-- Start of Data entries --

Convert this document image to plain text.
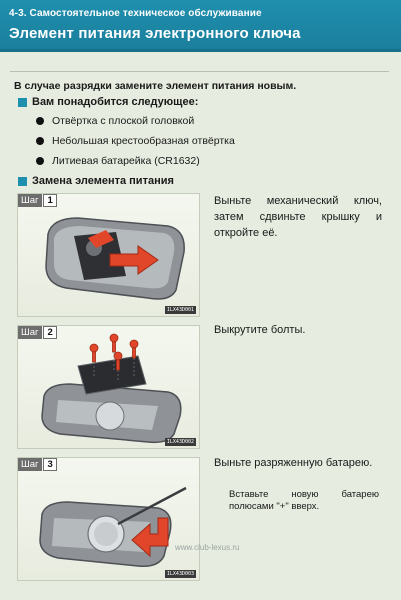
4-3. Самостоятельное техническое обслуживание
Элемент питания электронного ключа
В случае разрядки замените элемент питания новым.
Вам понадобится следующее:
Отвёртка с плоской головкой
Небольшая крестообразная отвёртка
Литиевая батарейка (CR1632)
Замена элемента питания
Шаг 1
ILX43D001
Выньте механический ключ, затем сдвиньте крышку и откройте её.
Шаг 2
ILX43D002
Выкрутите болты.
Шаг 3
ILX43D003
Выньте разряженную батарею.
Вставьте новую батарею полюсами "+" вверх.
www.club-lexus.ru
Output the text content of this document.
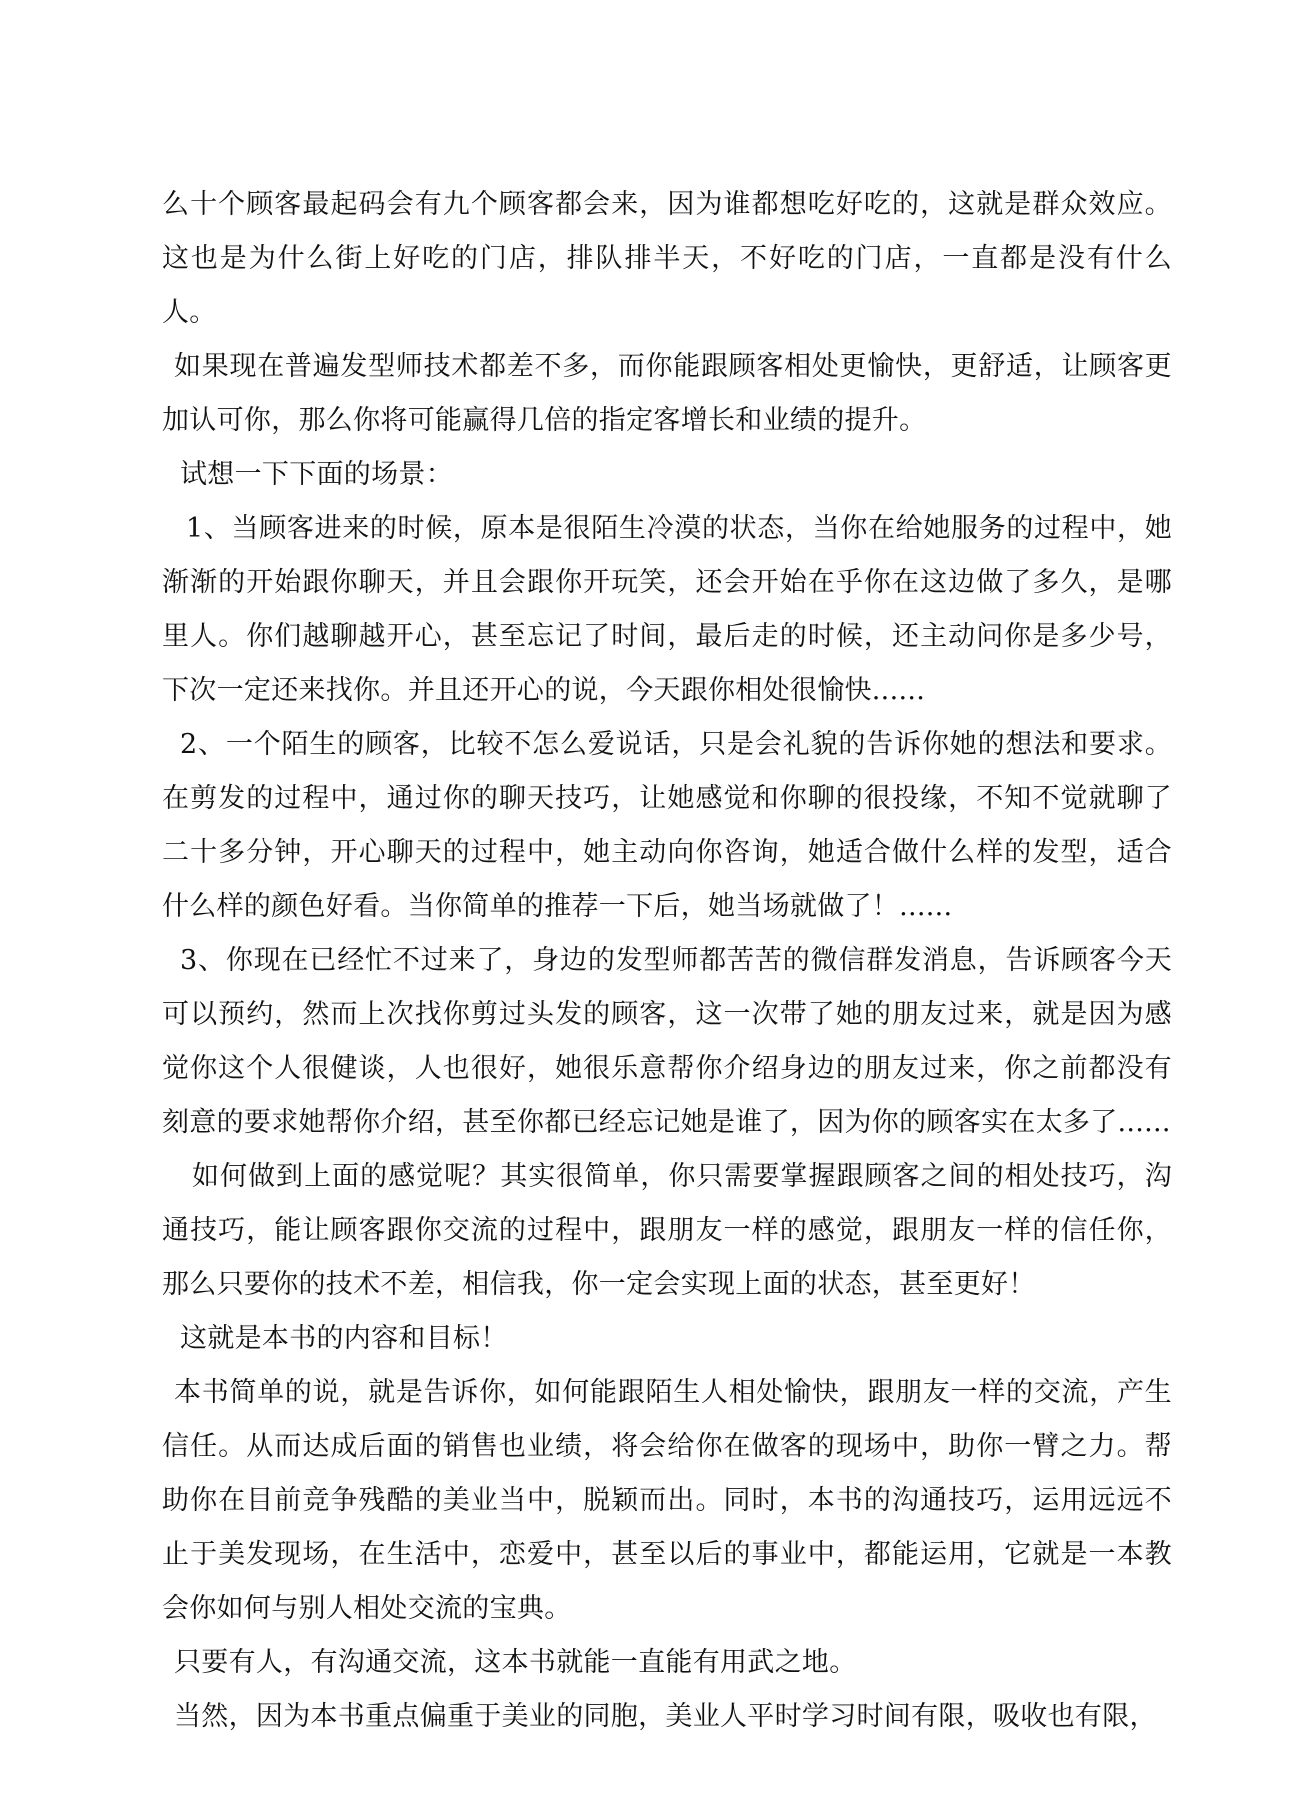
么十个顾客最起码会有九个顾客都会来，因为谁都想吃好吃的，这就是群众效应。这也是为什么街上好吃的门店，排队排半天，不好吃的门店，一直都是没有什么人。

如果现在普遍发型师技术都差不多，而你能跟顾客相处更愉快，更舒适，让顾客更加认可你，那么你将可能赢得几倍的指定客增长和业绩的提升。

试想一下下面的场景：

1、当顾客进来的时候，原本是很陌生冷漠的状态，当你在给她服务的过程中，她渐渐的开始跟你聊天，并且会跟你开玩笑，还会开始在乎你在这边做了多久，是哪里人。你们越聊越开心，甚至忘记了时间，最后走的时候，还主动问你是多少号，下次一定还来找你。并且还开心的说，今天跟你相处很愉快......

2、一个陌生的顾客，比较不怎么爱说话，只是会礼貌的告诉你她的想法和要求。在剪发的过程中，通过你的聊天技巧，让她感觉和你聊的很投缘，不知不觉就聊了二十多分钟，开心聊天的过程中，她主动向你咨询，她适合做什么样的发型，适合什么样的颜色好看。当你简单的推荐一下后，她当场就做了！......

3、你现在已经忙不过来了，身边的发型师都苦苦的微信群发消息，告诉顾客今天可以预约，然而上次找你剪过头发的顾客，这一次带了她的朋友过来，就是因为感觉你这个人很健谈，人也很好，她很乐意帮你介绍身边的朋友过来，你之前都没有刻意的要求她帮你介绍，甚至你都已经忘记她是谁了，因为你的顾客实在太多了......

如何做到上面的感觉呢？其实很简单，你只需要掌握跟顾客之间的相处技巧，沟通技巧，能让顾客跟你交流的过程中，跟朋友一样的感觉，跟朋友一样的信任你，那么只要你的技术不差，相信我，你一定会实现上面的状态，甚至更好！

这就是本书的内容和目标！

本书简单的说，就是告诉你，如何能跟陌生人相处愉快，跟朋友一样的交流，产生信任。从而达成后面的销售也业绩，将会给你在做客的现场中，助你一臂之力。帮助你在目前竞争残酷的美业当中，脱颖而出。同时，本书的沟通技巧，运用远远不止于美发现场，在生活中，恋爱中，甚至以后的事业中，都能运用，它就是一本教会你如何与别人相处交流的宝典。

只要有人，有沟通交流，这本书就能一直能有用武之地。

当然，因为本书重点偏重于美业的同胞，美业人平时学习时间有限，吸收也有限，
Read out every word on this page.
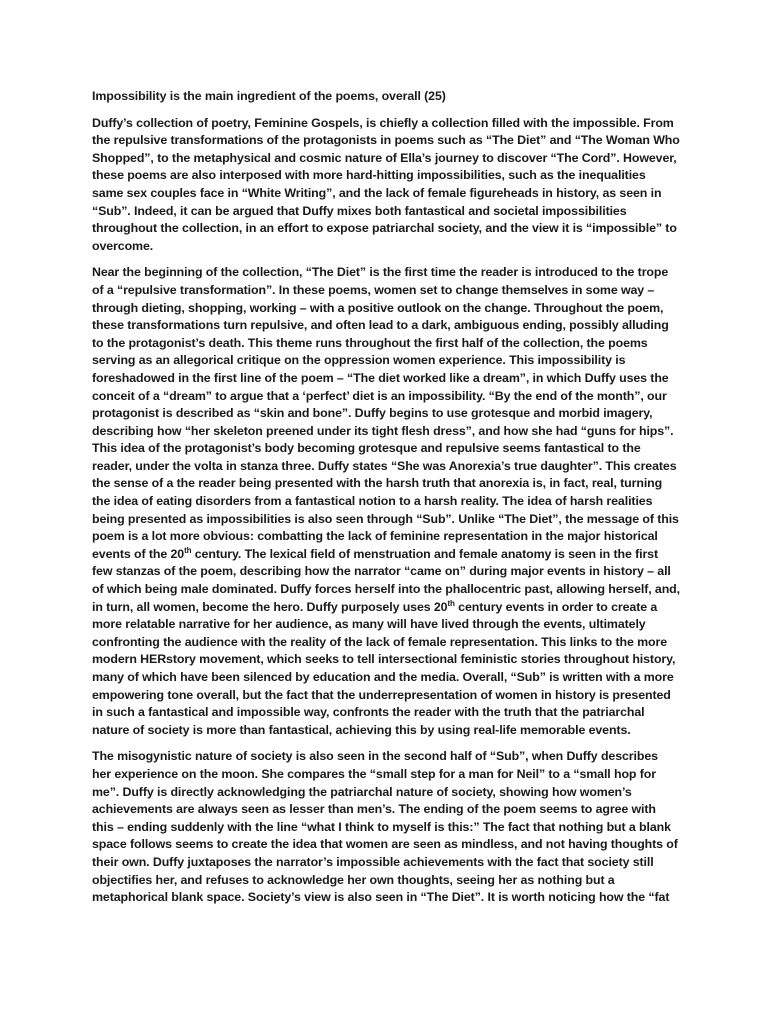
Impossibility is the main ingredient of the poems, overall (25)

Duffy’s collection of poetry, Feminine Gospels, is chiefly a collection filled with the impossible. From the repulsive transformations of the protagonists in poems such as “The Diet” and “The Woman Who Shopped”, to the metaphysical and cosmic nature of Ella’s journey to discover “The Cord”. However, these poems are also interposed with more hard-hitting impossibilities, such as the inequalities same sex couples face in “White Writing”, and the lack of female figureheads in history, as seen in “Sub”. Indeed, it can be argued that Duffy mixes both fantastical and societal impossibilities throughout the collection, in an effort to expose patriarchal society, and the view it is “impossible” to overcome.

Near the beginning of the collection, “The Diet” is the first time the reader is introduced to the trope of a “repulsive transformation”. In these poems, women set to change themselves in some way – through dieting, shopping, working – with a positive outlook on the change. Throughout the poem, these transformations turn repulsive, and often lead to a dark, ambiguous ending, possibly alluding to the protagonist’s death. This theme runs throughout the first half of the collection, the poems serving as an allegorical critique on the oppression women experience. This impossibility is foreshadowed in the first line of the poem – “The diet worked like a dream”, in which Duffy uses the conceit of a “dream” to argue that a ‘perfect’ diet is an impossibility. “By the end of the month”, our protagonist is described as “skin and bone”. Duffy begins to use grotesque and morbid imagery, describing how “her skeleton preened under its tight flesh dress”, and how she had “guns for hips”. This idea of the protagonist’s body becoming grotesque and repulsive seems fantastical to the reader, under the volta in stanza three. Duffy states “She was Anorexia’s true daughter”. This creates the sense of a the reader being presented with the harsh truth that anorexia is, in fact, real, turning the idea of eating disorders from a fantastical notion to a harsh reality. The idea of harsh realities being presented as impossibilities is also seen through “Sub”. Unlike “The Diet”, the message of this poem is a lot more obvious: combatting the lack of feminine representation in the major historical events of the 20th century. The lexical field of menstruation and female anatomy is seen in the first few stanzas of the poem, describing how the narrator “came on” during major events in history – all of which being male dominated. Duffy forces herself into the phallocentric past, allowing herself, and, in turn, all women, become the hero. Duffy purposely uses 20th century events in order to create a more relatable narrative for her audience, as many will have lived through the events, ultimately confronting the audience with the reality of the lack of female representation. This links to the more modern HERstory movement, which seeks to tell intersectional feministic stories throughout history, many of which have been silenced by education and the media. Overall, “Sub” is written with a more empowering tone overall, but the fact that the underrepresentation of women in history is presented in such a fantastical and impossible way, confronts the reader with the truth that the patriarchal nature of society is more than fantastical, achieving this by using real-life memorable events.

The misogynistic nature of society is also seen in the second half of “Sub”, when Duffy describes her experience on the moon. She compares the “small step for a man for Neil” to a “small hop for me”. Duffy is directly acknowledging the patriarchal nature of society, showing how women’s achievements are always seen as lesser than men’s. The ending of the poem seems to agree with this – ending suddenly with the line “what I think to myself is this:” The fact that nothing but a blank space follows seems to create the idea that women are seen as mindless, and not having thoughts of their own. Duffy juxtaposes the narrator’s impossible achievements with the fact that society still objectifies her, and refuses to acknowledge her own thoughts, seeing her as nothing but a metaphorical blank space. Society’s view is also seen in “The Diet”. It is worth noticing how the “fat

-- End of Data entries --

All preceding records should be duplicated verbatim, images excepted.

*Complete output*
Convert this document image to plain text.
4-3. Самостоятельное техническое обслуживание
Элемент питания электронного ключа
В случае разрядки замените элемент питания новым.
Вам понадобится следующее:
Отвёртка с плоской головкой
Небольшая крестообразная отвёртка
Литиевая батарейка (CR1632)
Замена элемента питания
Шаг 1
ILX43D001
Выньте механический ключ, затем сдвиньте крышку и откройте её.
Шаг 2
ILX43D002
Выкрутите болты.
Шаг 3
ILX43D003
Выньте разряженную батарею.
Вставьте новую батарею полюсами "+" вверх.
www.club-lexus.ru
Output the text content of this document.
么十个顾客最起码会有九个顾客都会来，因为谁都想吃好吃的，这就是群众效应。这也是为什么街上好吃的门店，排队排半天，不好吃的门店，一直都是没有什么人。

如果现在普遍发型师技术都差不多，而你能跟顾客相处更愉快，更舒适，让顾客更加认可你，那么你将可能赢得几倍的指定客增长和业绩的提升。

试想一下下面的场景：

1、当顾客进来的时候，原本是很陌生冷漠的状态，当你在给她服务的过程中，她渐渐的开始跟你聊天，并且会跟你开玩笑，还会开始在乎你在这边做了多久，是哪里人。你们越聊越开心，甚至忘记了时间，最后走的时候，还主动问你是多少号，下次一定还来找你。并且还开心的说，今天跟你相处很愉快......

2、一个陌生的顾客，比较不怎么爱说话，只是会礼貌的告诉你她的想法和要求。在剪发的过程中，通过你的聊天技巧，让她感觉和你聊的很投缘，不知不觉就聊了二十多分钟，开心聊天的过程中，她主动向你咨询，她适合做什么样的发型，适合什么样的颜色好看。当你简单的推荐一下后，她当场就做了！......

3、你现在已经忙不过来了，身边的发型师都苦苦的微信群发消息，告诉顾客今天可以预约，然而上次找你剪过头发的顾客，这一次带了她的朋友过来，就是因为感觉你这个人很健谈，人也很好，她很乐意帮你介绍身边的朋友过来，你之前都没有刻意的要求她帮你介绍，甚至你都已经忘记她是谁了，因为你的顾客实在太多了......

如何做到上面的感觉呢？其实很简单，你只需要掌握跟顾客之间的相处技巧，沟通技巧，能让顾客跟你交流的过程中，跟朋友一样的感觉，跟朋友一样的信任你，那么只要你的技术不差，相信我，你一定会实现上面的状态，甚至更好！

这就是本书的内容和目标！

本书简单的说，就是告诉你，如何能跟陌生人相处愉快，跟朋友一样的交流，产生信任。从而达成后面的销售也业绩，将会给你在做客的现场中，助你一臂之力。帮助你在目前竞争残酷的美业当中，脱颖而出。同时，本书的沟通技巧，运用远远不止于美发现场，在生活中，恋爱中，甚至以后的事业中，都能运用，它就是一本教会你如何与别人相处交流的宝典。

只要有人，有沟通交流，这本书就能一直能有用武之地。

当然，因为本书重点偏重于美业的同胞，美业人平时学习时间有限，吸收也有限，
Read out every word on this page.
Impossibility is the main ingredient of the poems, overall (25)

Duffy’s collection of poetry, Feminine Gospels, is chiefly a collection filled with the impossible. From the repulsive transformations of the protagonists in poems such as “The Diet” and “The Woman Who Shopped”, to the metaphysical and cosmic nature of Ella’s journey to discover “The Cord”. However, these poems are also interposed with more hard-hitting impossibilities, such as the inequalities same sex couples face in “White Writing”, and the lack of female figureheads in history, as seen in “Sub”. Indeed, it can be argued that Duffy mixes both fantastical and societal impossibilities throughout the collection, in an effort to expose patriarchal society, and the view it is “impossible” to overcome.

Near the beginning of the collection, “The Diet” is the first time the reader is introduced to the trope of a “repulsive transformation”. In these poems, women set to change themselves in some way – through dieting, shopping, working – with a positive outlook on the change. Throughout the poem, these transformations turn repulsive, and often lead to a dark, ambiguous ending, possibly alluding to the protagonist’s death. This theme runs throughout the first half of the collection, the poems serving as an allegorical critique on the oppression women experience. This impossibility is foreshadowed in the first line of the poem – “The diet worked like a dream”, in which Duffy uses the conceit of a “dream” to argue that a ‘perfect’ diet is an impossibility. “By the end of the month”, our protagonist is described as “skin and bone”. Duffy begins to use grotesque and morbid imagery, describing how “her skeleton preened under its tight flesh dress”, and how she had “guns for hips”. This idea of the protagonist’s body becoming grotesque and repulsive seems fantastical to the reader, under the volta in stanza three. Duffy states “She was Anorexia’s true daughter”. This creates the sense of a the reader being presented with the harsh truth that anorexia is, in fact, real, turning the idea of eating disorders from a fantastical notion to a harsh reality. The idea of harsh realities being presented as impossibilities is also seen through “Sub”. Unlike “The Diet”, the message of this poem is a lot more obvious: combatting the lack of feminine representation in the major historical events of the 20th century. The lexical field of menstruation and female anatomy is seen in the first few stanzas of the poem, describing how the narrator “came on” during major events in history – all of which being male dominated. Duffy forces herself into the phallocentric past, allowing herself, and, in turn, all women, become the hero. Duffy purposely uses 20th century events in order to create a more relatable narrative for her audience, as many will have lived through the events, ultimately confronting the audience with the reality of the lack of female representation. This links to the more modern HERstory movement, which seeks to tell intersectional feministic stories throughout history, many of which have been silenced by education and the media. Overall, “Sub” is written with a more empowering tone overall, but the fact that the underrepresentation of women in history is presented in such a fantastical and impossible way, confronts the reader with the truth that the patriarchal nature of society is more than fantastical, achieving this by using real-life memorable events.

The misogynistic nature of society is also seen in the second half of “Sub”, when Duffy describes her experience on the moon. She compares the “small step for a man for Neil” to a “small hop for me”. Duffy is directly acknowledging the patriarchal nature of society, showing how women’s achievements are always seen as lesser than men’s. The ending of the poem seems to agree with this – ending suddenly with the line “what I think to myself is this:” The fact that nothing but a blank space follows seems to create the idea that women are seen as mindless, and not having thoughts of their own. Duffy juxtaposes the narrator’s impossible achievements with the fact that society still objectifies her, and refuses to acknowledge her own thoughts, seeing her as nothing but a metaphorical blank space. Society’s view is also seen in “The Diet”. It is worth noticing how the “fat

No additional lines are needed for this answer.